==== Provided records ====
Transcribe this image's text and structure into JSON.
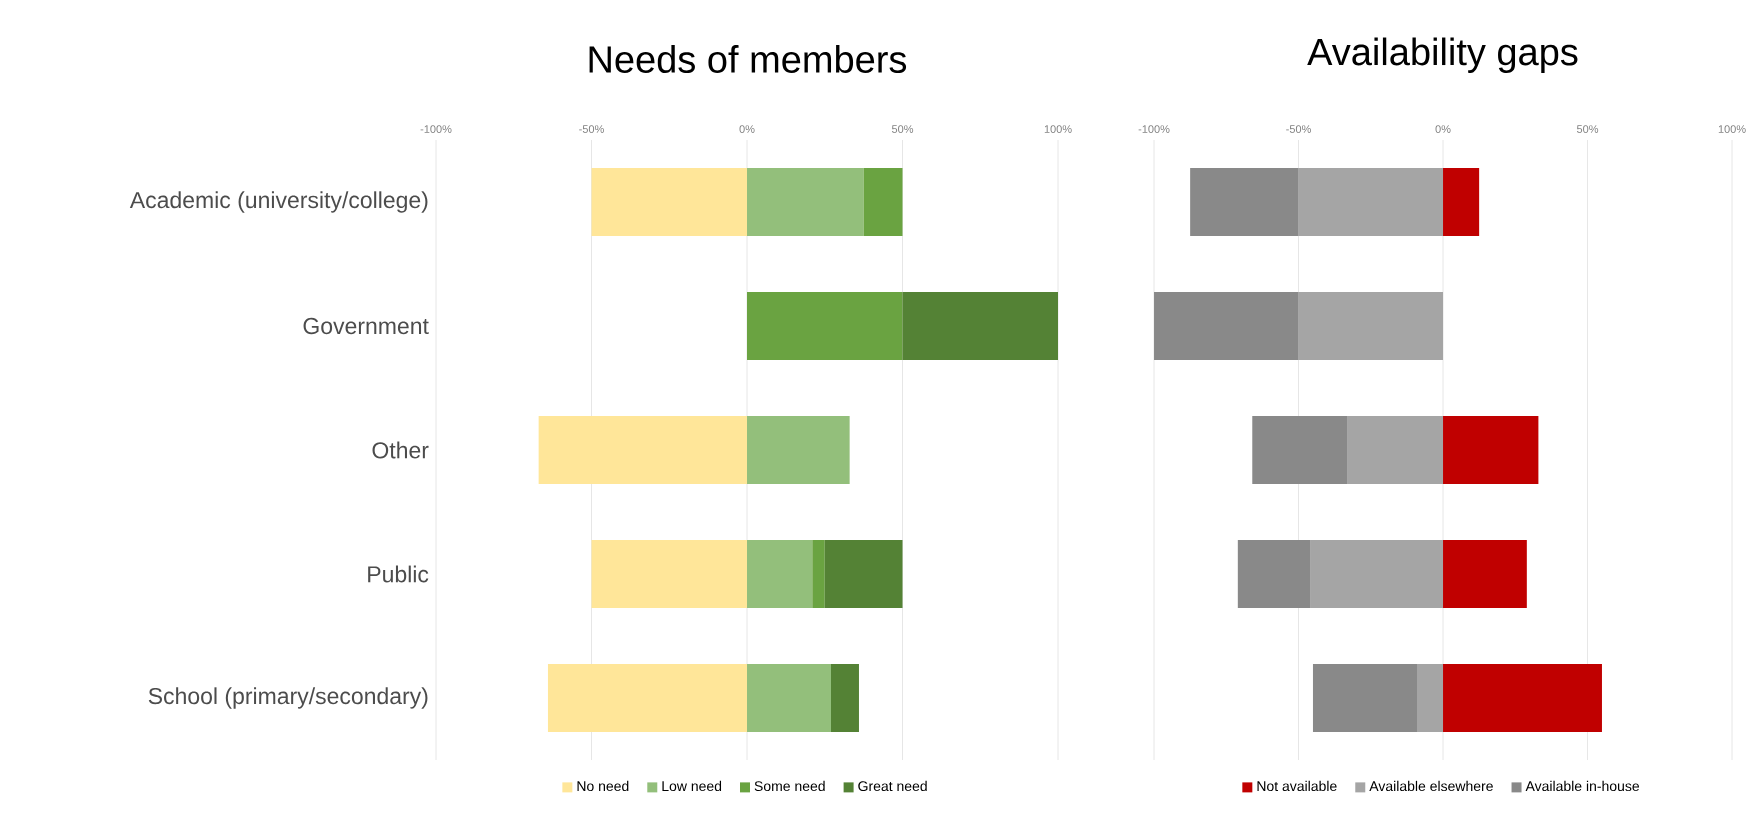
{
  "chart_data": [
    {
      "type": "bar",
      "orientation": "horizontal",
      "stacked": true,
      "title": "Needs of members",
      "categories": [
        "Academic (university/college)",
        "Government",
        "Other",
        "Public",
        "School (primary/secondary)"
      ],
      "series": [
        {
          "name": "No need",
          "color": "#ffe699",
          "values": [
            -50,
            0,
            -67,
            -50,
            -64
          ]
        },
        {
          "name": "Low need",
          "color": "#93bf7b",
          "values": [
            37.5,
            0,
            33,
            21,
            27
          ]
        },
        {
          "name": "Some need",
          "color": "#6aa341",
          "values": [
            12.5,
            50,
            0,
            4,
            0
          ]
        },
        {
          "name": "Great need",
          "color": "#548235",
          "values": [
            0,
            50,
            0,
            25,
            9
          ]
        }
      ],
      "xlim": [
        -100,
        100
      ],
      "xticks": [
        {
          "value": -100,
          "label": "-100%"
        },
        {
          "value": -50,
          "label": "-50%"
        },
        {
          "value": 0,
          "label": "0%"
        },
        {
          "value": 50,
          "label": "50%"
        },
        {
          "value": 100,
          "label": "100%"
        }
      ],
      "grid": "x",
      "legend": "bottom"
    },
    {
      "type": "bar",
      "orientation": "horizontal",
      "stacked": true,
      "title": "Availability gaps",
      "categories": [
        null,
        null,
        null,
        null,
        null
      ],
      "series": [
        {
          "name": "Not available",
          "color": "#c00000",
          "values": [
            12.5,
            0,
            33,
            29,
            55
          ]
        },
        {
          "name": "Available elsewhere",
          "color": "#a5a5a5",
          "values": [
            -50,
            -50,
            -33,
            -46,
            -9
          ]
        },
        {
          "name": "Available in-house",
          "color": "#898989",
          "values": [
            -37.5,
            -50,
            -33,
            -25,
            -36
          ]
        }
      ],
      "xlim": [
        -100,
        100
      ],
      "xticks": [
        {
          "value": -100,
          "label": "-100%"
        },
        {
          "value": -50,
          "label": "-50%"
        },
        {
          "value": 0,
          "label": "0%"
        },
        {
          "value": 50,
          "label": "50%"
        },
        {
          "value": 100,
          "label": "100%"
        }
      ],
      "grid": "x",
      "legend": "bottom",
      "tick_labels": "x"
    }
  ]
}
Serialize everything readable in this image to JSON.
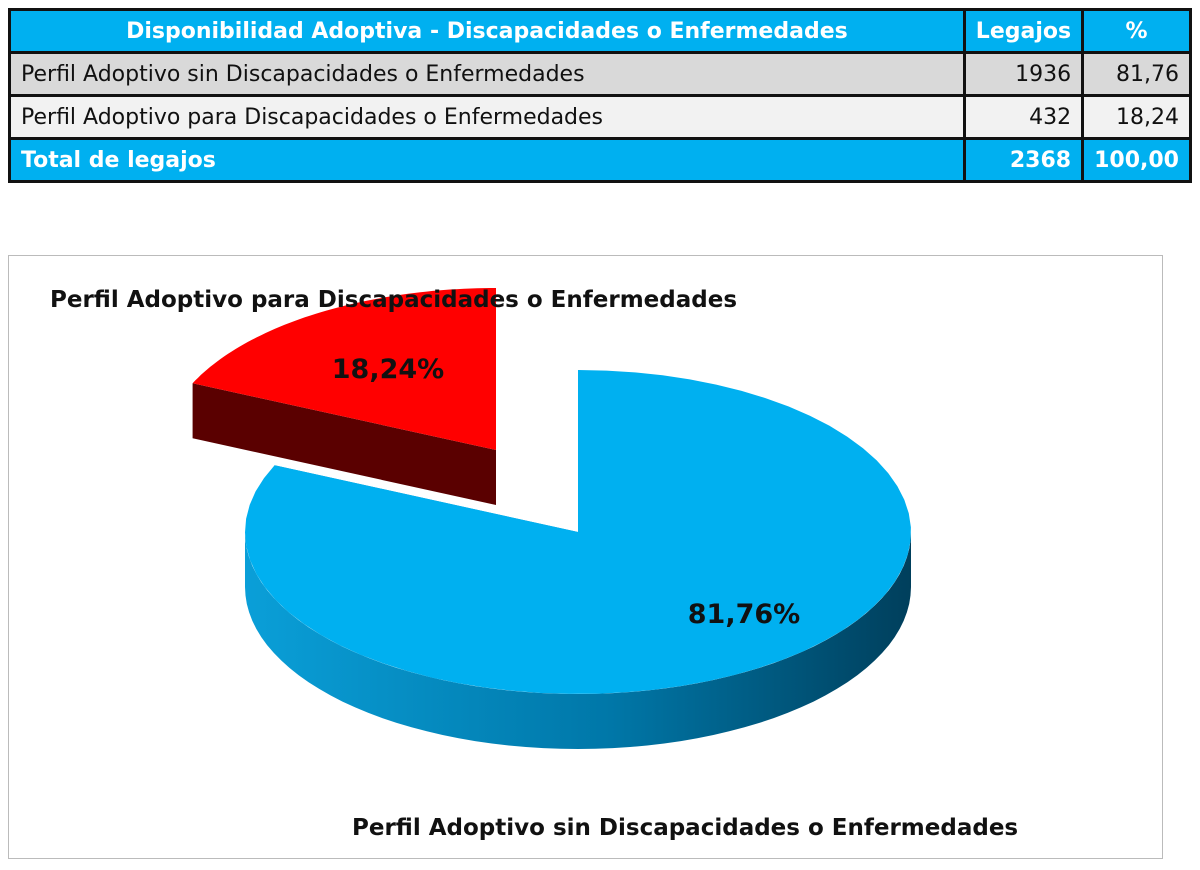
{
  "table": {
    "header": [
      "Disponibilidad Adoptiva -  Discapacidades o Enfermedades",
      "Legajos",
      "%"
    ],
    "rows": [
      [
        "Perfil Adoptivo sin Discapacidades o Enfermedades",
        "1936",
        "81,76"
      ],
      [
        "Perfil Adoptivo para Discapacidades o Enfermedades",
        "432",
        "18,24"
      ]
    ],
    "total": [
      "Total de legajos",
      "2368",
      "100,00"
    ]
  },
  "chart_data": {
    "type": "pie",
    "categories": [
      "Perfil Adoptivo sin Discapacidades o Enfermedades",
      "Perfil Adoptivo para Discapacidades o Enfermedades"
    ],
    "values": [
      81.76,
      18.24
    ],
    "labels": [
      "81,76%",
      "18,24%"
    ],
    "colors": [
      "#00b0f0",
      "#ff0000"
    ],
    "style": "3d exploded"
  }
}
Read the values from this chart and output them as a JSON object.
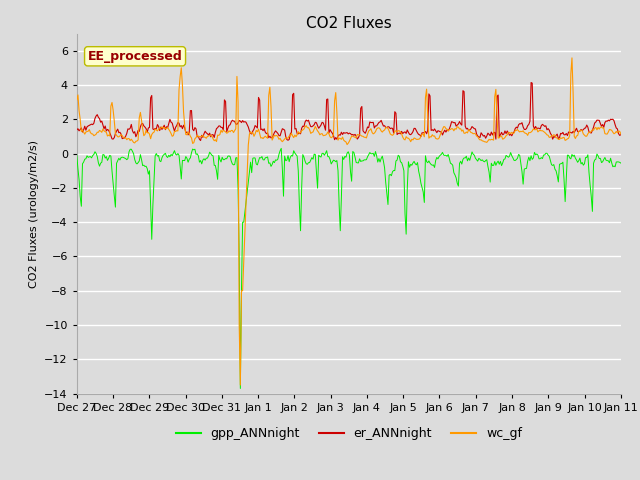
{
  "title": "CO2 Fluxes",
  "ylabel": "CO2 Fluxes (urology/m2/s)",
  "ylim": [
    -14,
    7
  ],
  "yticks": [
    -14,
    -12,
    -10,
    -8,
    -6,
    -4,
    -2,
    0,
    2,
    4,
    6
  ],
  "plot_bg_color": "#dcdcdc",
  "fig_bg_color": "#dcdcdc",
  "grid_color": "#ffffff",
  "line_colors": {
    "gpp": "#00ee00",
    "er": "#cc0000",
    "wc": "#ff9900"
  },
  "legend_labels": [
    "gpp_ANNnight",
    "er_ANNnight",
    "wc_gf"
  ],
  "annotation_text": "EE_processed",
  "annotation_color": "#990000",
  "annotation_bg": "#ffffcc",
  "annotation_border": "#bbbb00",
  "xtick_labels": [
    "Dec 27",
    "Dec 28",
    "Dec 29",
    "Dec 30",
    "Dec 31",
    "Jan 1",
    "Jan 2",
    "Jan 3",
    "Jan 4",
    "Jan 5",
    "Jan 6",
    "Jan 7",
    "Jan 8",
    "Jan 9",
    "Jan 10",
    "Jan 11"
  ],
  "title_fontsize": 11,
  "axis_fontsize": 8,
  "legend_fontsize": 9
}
====
Stated problem: Copy each line containing the word "JSON" from the data.

Result for this task:
Transcribe this image's text and structure into JSON.
Serialize everything readable in this image to JSON.
Read the values from this chart and output them as a JSON object.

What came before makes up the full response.